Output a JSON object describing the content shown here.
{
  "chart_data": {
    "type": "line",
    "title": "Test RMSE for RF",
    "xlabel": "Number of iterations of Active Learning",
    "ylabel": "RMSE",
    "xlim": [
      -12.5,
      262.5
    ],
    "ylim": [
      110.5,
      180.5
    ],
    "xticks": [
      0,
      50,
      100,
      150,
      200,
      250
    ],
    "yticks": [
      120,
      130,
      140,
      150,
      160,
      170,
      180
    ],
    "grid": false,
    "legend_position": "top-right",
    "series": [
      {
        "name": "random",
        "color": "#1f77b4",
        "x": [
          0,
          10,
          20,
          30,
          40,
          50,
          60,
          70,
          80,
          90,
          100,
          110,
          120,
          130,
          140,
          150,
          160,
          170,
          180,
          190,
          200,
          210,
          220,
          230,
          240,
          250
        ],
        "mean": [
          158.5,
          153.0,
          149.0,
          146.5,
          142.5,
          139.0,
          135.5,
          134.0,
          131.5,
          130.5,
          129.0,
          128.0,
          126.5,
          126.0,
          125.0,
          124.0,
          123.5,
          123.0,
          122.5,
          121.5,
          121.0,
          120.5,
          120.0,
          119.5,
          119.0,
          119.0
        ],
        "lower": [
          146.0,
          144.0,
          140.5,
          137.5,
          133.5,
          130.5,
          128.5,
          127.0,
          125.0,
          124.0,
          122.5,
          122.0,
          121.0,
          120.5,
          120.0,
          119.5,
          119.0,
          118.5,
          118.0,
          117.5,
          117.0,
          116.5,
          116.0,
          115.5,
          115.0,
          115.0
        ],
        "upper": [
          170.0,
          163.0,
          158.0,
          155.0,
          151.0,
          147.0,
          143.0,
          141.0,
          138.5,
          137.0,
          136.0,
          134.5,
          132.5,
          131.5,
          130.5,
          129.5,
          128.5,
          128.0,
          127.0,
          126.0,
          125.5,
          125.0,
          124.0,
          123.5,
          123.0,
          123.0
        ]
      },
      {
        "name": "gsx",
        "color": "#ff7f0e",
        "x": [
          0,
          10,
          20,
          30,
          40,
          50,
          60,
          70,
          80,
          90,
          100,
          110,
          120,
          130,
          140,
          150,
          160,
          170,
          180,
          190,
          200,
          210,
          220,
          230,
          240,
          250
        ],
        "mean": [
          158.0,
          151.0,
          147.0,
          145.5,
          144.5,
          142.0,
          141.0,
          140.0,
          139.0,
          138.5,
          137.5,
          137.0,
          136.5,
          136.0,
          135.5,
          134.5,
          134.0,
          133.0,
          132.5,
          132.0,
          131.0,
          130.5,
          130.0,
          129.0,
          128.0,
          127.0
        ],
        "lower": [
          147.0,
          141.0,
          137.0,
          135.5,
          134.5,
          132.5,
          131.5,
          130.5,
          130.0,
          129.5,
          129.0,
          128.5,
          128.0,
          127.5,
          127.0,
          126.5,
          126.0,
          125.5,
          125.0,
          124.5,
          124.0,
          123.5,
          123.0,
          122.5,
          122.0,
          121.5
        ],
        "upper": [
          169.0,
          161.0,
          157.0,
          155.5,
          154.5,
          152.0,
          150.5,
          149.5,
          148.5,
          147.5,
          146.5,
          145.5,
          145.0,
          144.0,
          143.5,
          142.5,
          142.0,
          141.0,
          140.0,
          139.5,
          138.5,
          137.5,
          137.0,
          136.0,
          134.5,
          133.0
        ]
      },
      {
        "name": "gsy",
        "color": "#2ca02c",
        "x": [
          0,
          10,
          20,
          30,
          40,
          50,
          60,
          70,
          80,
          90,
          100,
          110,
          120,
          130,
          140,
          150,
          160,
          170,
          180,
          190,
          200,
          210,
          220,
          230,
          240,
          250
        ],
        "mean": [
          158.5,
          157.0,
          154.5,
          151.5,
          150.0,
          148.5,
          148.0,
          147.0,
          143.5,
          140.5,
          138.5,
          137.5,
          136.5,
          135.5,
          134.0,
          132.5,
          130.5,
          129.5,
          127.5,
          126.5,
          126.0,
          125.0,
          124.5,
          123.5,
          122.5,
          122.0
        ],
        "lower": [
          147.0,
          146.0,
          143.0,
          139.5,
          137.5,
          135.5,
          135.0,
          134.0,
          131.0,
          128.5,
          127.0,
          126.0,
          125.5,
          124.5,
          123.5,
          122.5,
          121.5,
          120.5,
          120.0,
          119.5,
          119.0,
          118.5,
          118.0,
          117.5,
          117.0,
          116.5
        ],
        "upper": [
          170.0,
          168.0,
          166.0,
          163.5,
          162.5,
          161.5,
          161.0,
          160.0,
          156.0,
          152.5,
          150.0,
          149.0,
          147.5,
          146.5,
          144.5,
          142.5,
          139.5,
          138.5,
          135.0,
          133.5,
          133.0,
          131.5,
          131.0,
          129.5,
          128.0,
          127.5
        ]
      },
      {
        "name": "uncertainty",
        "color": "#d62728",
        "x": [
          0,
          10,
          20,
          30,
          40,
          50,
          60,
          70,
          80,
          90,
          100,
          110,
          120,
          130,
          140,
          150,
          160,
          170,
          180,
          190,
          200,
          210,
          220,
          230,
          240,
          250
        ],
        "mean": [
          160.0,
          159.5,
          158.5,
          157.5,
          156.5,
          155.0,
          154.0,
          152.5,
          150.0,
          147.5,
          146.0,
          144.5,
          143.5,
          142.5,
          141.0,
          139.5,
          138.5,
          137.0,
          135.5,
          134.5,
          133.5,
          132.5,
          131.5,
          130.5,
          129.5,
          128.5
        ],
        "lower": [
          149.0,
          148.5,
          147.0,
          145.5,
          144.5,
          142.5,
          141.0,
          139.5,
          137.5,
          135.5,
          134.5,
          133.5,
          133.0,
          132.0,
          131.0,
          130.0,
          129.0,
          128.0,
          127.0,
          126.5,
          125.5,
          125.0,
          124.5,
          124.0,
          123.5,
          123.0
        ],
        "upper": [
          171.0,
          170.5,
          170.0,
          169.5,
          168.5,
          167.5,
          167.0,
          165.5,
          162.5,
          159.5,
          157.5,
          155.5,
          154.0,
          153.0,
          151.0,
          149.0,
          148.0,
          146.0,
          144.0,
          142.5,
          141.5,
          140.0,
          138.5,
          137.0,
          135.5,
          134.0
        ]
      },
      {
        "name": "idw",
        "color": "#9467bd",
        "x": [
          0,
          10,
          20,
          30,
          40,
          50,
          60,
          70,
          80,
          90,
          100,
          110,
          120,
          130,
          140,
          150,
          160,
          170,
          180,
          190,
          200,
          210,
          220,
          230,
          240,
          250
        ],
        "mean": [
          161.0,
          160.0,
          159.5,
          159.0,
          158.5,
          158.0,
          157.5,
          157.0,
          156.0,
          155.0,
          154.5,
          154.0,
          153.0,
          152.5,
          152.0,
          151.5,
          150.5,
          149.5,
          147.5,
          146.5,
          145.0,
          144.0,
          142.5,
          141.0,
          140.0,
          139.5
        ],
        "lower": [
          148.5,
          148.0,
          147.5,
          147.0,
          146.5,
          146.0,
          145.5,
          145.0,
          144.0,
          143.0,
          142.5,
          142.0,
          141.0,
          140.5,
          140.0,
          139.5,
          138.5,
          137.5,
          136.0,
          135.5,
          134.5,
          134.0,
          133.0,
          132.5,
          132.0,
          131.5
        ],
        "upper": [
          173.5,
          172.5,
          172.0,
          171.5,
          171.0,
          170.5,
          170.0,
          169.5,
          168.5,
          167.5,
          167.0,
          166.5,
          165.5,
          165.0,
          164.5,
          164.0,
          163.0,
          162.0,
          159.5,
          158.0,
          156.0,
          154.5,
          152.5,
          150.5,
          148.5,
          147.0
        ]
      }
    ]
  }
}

──────────

WHAT IS REQUIRED
Restate every record exactly, leaving nothing out.

RESPONSE
Output a JSON object describing the content shown here.
{
  "chart_data": {
    "type": "line",
    "title": "Test RMSE for RF",
    "xlabel": "Number of iterations of Active Learning",
    "ylabel": "RMSE",
    "xlim": [
      -12.5,
      262.5
    ],
    "ylim": [
      110.5,
      180.5
    ],
    "xticks": [
      0,
      50,
      100,
      150,
      200,
      250
    ],
    "yticks": [
      120,
      130,
      140,
      150,
      160,
      170,
      180
    ],
    "grid": false,
    "legend_position": "top-right",
    "series": [
      {
        "name": "random",
        "color": "#1f77b4",
        "x": [
          0,
          10,
          20,
          30,
          40,
          50,
          60,
          70,
          80,
          90,
          100,
          110,
          120,
          130,
          140,
          150,
          160,
          170,
          180,
          190,
          200,
          210,
          220,
          230,
          240,
          250
        ],
        "mean": [
          158.5,
          153.0,
          149.0,
          146.5,
          142.5,
          139.0,
          135.5,
          134.0,
          131.5,
          130.5,
          129.0,
          128.0,
          126.5,
          126.0,
          125.0,
          124.0,
          123.5,
          123.0,
          122.5,
          121.5,
          121.0,
          120.5,
          120.0,
          119.5,
          119.0,
          119.0
        ],
        "lower": [
          146.0,
          144.0,
          140.5,
          137.5,
          133.5,
          130.5,
          128.5,
          127.0,
          125.0,
          124.0,
          122.5,
          122.0,
          121.0,
          120.5,
          120.0,
          119.5,
          119.0,
          118.5,
          118.0,
          117.5,
          117.0,
          116.5,
          116.0,
          115.5,
          115.0,
          115.0
        ],
        "upper": [
          170.0,
          163.0,
          158.0,
          155.0,
          151.0,
          147.0,
          143.0,
          141.0,
          138.5,
          137.0,
          136.0,
          134.5,
          132.5,
          131.5,
          130.5,
          129.5,
          128.5,
          128.0,
          127.0,
          126.0,
          125.5,
          125.0,
          124.0,
          123.5,
          123.0,
          123.0
        ]
      },
      {
        "name": "gsx",
        "color": "#ff7f0e",
        "x": [
          0,
          10,
          20,
          30,
          40,
          50,
          60,
          70,
          80,
          90,
          100,
          110,
          120,
          130,
          140,
          150,
          160,
          170,
          180,
          190,
          200,
          210,
          220,
          230,
          240,
          250
        ],
        "mean": [
          158.0,
          151.0,
          147.0,
          145.5,
          144.5,
          142.0,
          141.0,
          140.0,
          139.0,
          138.5,
          137.5,
          137.0,
          136.5,
          136.0,
          135.5,
          134.5,
          134.0,
          133.0,
          132.5,
          132.0,
          131.0,
          130.5,
          130.0,
          129.0,
          128.0,
          127.0
        ],
        "lower": [
          147.0,
          141.0,
          137.0,
          135.5,
          134.5,
          132.5,
          131.5,
          130.5,
          130.0,
          129.5,
          129.0,
          128.5,
          128.0,
          127.5,
          127.0,
          126.5,
          126.0,
          125.5,
          125.0,
          124.5,
          124.0,
          123.5,
          123.0,
          122.5,
          122.0,
          121.5
        ],
        "upper": [
          169.0,
          161.0,
          157.0,
          155.5,
          154.5,
          152.0,
          150.5,
          149.5,
          148.5,
          147.5,
          146.5,
          145.5,
          145.0,
          144.0,
          143.5,
          142.5,
          142.0,
          141.0,
          140.0,
          139.5,
          138.5,
          137.5,
          137.0,
          136.0,
          134.5,
          133.0
        ]
      },
      {
        "name": "gsy",
        "color": "#2ca02c",
        "x": [
          0,
          10,
          20,
          30,
          40,
          50,
          60,
          70,
          80,
          90,
          100,
          110,
          120,
          130,
          140,
          150,
          160,
          170,
          180,
          190,
          200,
          210,
          220,
          230,
          240,
          250
        ],
        "mean": [
          158.5,
          157.0,
          154.5,
          151.5,
          150.0,
          148.5,
          148.0,
          147.0,
          143.5,
          140.5,
          138.5,
          137.5,
          136.5,
          135.5,
          134.0,
          132.5,
          130.5,
          129.5,
          127.5,
          126.5,
          126.0,
          125.0,
          124.5,
          123.5,
          122.5,
          122.0
        ],
        "lower": [
          147.0,
          146.0,
          143.0,
          139.5,
          137.5,
          135.5,
          135.0,
          134.0,
          131.0,
          128.5,
          127.0,
          126.0,
          125.5,
          124.5,
          123.5,
          122.5,
          121.5,
          120.5,
          120.0,
          119.5,
          119.0,
          118.5,
          118.0,
          117.5,
          117.0,
          116.5
        ],
        "upper": [
          170.0,
          168.0,
          166.0,
          163.5,
          162.5,
          161.5,
          161.0,
          160.0,
          156.0,
          152.5,
          150.0,
          149.0,
          147.5,
          146.5,
          144.5,
          142.5,
          139.5,
          138.5,
          135.0,
          133.5,
          133.0,
          131.5,
          131.0,
          129.5,
          128.0,
          127.5
        ]
      },
      {
        "name": "uncertainty",
        "color": "#d62728",
        "x": [
          0,
          10,
          20,
          30,
          40,
          50,
          60,
          70,
          80,
          90,
          100,
          110,
          120,
          130,
          140,
          150,
          160,
          170,
          180,
          190,
          200,
          210,
          220,
          230,
          240,
          250
        ],
        "mean": [
          160.0,
          159.5,
          158.5,
          157.5,
          156.5,
          155.0,
          154.0,
          152.5,
          150.0,
          147.5,
          146.0,
          144.5,
          143.5,
          142.5,
          141.0,
          139.5,
          138.5,
          137.0,
          135.5,
          134.5,
          133.5,
          132.5,
          131.5,
          130.5,
          129.5,
          128.5
        ],
        "lower": [
          149.0,
          148.5,
          147.0,
          145.5,
          144.5,
          142.5,
          141.0,
          139.5,
          137.5,
          135.5,
          134.5,
          133.5,
          133.0,
          132.0,
          131.0,
          130.0,
          129.0,
          128.0,
          127.0,
          126.5,
          125.5,
          125.0,
          124.5,
          124.0,
          123.5,
          123.0
        ],
        "upper": [
          171.0,
          170.5,
          170.0,
          169.5,
          168.5,
          167.5,
          167.0,
          165.5,
          162.5,
          159.5,
          157.5,
          155.5,
          154.0,
          153.0,
          151.0,
          149.0,
          148.0,
          146.0,
          144.0,
          142.5,
          141.5,
          140.0,
          138.5,
          137.0,
          135.5,
          134.0
        ]
      },
      {
        "name": "idw",
        "color": "#9467bd",
        "x": [
          0,
          10,
          20,
          30,
          40,
          50,
          60,
          70,
          80,
          90,
          100,
          110,
          120,
          130,
          140,
          150,
          160,
          170,
          180,
          190,
          200,
          210,
          220,
          230,
          240,
          250
        ],
        "mean": [
          161.0,
          160.0,
          159.5,
          159.0,
          158.5,
          158.0,
          157.5,
          157.0,
          156.0,
          155.0,
          154.5,
          154.0,
          153.0,
          152.5,
          152.0,
          151.5,
          150.5,
          149.5,
          147.5,
          146.5,
          145.0,
          144.0,
          142.5,
          141.0,
          140.0,
          139.5
        ],
        "lower": [
          148.5,
          148.0,
          147.5,
          147.0,
          146.5,
          146.0,
          145.5,
          145.0,
          144.0,
          143.0,
          142.5,
          142.0,
          141.0,
          140.5,
          140.0,
          139.5,
          138.5,
          137.5,
          136.0,
          135.5,
          134.5,
          134.0,
          133.0,
          132.5,
          132.0,
          131.5
        ],
        "upper": [
          173.5,
          172.5,
          172.0,
          171.5,
          171.0,
          170.5,
          170.0,
          169.5,
          168.5,
          167.5,
          167.0,
          166.5,
          165.5,
          165.0,
          164.5,
          164.0,
          163.0,
          162.0,
          159.5,
          158.0,
          156.0,
          154.5,
          152.5,
          150.5,
          148.5,
          147.0
        ]
      }
    ]
  }
}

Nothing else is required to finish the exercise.